#### Records ####

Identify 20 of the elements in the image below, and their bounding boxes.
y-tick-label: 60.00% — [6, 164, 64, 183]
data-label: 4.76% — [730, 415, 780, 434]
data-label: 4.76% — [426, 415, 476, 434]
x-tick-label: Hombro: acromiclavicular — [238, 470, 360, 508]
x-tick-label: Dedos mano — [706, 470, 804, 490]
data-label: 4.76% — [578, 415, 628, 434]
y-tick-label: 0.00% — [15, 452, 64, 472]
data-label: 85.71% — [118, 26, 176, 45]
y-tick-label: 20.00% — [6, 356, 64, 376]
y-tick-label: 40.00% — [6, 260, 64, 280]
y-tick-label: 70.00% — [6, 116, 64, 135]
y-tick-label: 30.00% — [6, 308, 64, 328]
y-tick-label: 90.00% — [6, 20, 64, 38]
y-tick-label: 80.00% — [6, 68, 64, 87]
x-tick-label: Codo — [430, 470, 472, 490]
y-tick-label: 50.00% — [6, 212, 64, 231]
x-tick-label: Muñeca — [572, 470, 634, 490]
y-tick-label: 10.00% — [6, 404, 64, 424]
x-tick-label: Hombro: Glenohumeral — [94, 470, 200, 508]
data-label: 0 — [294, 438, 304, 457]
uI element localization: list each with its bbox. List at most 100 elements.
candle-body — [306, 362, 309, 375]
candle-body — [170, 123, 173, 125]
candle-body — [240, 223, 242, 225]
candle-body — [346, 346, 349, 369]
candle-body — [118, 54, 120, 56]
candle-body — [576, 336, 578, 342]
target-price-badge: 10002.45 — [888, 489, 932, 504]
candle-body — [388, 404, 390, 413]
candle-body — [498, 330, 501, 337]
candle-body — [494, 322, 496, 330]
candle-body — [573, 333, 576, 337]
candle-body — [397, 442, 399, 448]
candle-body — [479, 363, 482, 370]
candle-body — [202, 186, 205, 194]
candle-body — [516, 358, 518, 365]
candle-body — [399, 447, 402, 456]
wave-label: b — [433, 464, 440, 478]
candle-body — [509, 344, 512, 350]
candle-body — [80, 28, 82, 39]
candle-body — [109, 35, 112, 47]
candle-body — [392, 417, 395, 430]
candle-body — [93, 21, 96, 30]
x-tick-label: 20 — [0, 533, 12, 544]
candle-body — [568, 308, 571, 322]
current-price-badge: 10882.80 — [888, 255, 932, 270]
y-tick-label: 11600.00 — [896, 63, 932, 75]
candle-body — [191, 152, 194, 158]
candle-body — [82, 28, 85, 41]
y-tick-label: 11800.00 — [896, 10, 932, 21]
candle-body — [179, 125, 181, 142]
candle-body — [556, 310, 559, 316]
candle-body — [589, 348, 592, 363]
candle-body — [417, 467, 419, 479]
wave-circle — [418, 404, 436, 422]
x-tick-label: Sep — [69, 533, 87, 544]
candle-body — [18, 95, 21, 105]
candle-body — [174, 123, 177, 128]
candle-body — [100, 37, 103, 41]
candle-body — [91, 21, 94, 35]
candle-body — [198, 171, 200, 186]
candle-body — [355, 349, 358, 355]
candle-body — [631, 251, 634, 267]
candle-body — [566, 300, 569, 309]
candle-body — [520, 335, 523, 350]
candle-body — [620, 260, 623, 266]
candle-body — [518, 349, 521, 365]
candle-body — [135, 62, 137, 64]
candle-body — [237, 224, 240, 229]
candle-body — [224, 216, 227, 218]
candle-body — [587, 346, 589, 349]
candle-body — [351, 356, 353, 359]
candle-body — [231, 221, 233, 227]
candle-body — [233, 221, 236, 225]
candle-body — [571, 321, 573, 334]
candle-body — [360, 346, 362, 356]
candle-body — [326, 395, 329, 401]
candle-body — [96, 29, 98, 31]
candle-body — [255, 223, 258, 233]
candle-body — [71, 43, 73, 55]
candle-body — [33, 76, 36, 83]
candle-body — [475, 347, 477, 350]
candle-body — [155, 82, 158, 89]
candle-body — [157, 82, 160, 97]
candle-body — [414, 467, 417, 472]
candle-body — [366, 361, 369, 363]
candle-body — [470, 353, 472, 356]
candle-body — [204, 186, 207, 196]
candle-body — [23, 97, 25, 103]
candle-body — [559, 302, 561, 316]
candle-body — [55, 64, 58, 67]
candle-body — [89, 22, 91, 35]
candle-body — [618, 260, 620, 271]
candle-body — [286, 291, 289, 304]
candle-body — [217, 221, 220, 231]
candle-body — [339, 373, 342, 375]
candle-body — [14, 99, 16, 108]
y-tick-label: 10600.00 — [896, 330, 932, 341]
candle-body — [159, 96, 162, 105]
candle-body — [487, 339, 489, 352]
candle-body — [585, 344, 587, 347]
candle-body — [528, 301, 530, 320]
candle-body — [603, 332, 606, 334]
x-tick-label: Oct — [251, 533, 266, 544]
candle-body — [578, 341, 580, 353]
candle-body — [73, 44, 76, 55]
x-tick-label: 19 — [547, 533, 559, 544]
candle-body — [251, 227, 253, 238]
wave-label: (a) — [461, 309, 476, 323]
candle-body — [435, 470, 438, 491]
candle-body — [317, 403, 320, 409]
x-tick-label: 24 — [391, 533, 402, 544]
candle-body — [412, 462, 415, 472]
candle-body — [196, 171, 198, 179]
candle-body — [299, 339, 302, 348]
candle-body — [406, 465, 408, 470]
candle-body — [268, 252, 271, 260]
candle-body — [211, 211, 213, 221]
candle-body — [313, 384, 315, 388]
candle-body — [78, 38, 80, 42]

####

- [Instruction] Reproduce the material above line for line, without changing a single character.

- [Task answer]
Identify 20 of the elements in the image below, and their bounding boxes.
y-tick-label: 60.00% — [6, 164, 64, 183]
data-label: 4.76% — [730, 415, 780, 434]
data-label: 4.76% — [426, 415, 476, 434]
x-tick-label: Hombro: acromiclavicular — [238, 470, 360, 508]
x-tick-label: Dedos mano — [706, 470, 804, 490]
data-label: 4.76% — [578, 415, 628, 434]
y-tick-label: 0.00% — [15, 452, 64, 472]
data-label: 85.71% — [118, 26, 176, 45]
y-tick-label: 20.00% — [6, 356, 64, 376]
y-tick-label: 40.00% — [6, 260, 64, 280]
y-tick-label: 70.00% — [6, 116, 64, 135]
y-tick-label: 30.00% — [6, 308, 64, 328]
y-tick-label: 90.00% — [6, 20, 64, 38]
y-tick-label: 80.00% — [6, 68, 64, 87]
x-tick-label: Codo — [430, 470, 472, 490]
y-tick-label: 50.00% — [6, 212, 64, 231]
x-tick-label: Muñeca — [572, 470, 634, 490]
y-tick-label: 10.00% — [6, 404, 64, 424]
x-tick-label: Hombro: Glenohumeral — [94, 470, 200, 508]
data-label: 0 — [294, 438, 304, 457]
uI element localization: list each with its bbox. List at most 100 elements.
candle-body — [306, 362, 309, 375]
candle-body — [170, 123, 173, 125]
candle-body — [240, 223, 242, 225]
candle-body — [346, 346, 349, 369]
candle-body — [118, 54, 120, 56]
candle-body — [576, 336, 578, 342]
target-price-badge: 10002.45 — [888, 489, 932, 504]
candle-body — [388, 404, 390, 413]
candle-body — [498, 330, 501, 337]
candle-body — [494, 322, 496, 330]
candle-body — [573, 333, 576, 337]
candle-body — [397, 442, 399, 448]
candle-body — [479, 363, 482, 370]
candle-body — [202, 186, 205, 194]
candle-body — [516, 358, 518, 365]
candle-body — [399, 447, 402, 456]
wave-label: b — [433, 464, 440, 478]
candle-body — [509, 344, 512, 350]
candle-body — [80, 28, 82, 39]
candle-body — [109, 35, 112, 47]
candle-body — [392, 417, 395, 430]
candle-body — [93, 21, 96, 30]
x-tick-label: 20 — [0, 533, 12, 544]
candle-body — [568, 308, 571, 322]
current-price-badge: 10882.80 — [888, 255, 932, 270]
y-tick-label: 11600.00 — [896, 63, 932, 75]
candle-body — [191, 152, 194, 158]
candle-body — [82, 28, 85, 41]
y-tick-label: 11800.00 — [896, 10, 932, 21]
candle-body — [179, 125, 181, 142]
candle-body — [556, 310, 559, 316]
candle-body — [589, 348, 592, 363]
candle-body — [417, 467, 419, 479]
wave-circle — [418, 404, 436, 422]
x-tick-label: Sep — [69, 533, 87, 544]
candle-body — [18, 95, 21, 105]
candle-body — [174, 123, 177, 128]
candle-body — [100, 37, 103, 41]
candle-body — [91, 21, 94, 35]
candle-body — [198, 171, 200, 186]
candle-body — [355, 349, 358, 355]
candle-body — [631, 251, 634, 267]
candle-body — [566, 300, 569, 309]
candle-body — [520, 335, 523, 350]
candle-body — [620, 260, 623, 266]
candle-body — [518, 349, 521, 365]
candle-body — [135, 62, 137, 64]
candle-body — [237, 224, 240, 229]
candle-body — [224, 216, 227, 218]
candle-body — [587, 346, 589, 349]
candle-body — [351, 356, 353, 359]
candle-body — [231, 221, 233, 227]
candle-body — [233, 221, 236, 225]
candle-body — [571, 321, 573, 334]
candle-body — [360, 346, 362, 356]
candle-body — [326, 395, 329, 401]
candle-body — [96, 29, 98, 31]
candle-body — [255, 223, 258, 233]
candle-body — [71, 43, 73, 55]
candle-body — [33, 76, 36, 83]
candle-body — [475, 347, 477, 350]
candle-body — [155, 82, 158, 89]
candle-body — [157, 82, 160, 97]
candle-body — [414, 467, 417, 472]
candle-body — [366, 361, 369, 363]
candle-body — [470, 353, 472, 356]
candle-body — [204, 186, 207, 196]
candle-body — [23, 97, 25, 103]
candle-body — [559, 302, 561, 316]
candle-body — [55, 64, 58, 67]
candle-body — [89, 22, 91, 35]
candle-body — [618, 260, 620, 271]
candle-body — [286, 291, 289, 304]
candle-body — [217, 221, 220, 231]
candle-body — [339, 373, 342, 375]
candle-body — [14, 99, 16, 108]
y-tick-label: 10600.00 — [896, 330, 932, 341]
candle-body — [159, 96, 162, 105]
candle-body — [487, 339, 489, 352]
candle-body — [585, 344, 587, 347]
candle-body — [528, 301, 530, 320]
candle-body — [603, 332, 606, 334]
x-tick-label: Oct — [251, 533, 266, 544]
candle-body — [578, 341, 580, 353]
candle-body — [73, 44, 76, 55]
x-tick-label: 19 — [547, 533, 559, 544]
candle-body — [251, 227, 253, 238]
wave-label: (a) — [461, 309, 476, 323]
candle-body — [435, 470, 438, 491]
candle-body — [317, 403, 320, 409]
x-tick-label: 24 — [391, 533, 402, 544]
candle-body — [412, 462, 415, 472]
candle-body — [196, 171, 198, 179]
candle-body — [299, 339, 302, 348]
candle-body — [406, 465, 408, 470]
candle-body — [268, 252, 271, 260]
candle-body — [211, 211, 213, 221]
candle-body — [313, 384, 315, 388]
candle-body — [78, 38, 80, 42]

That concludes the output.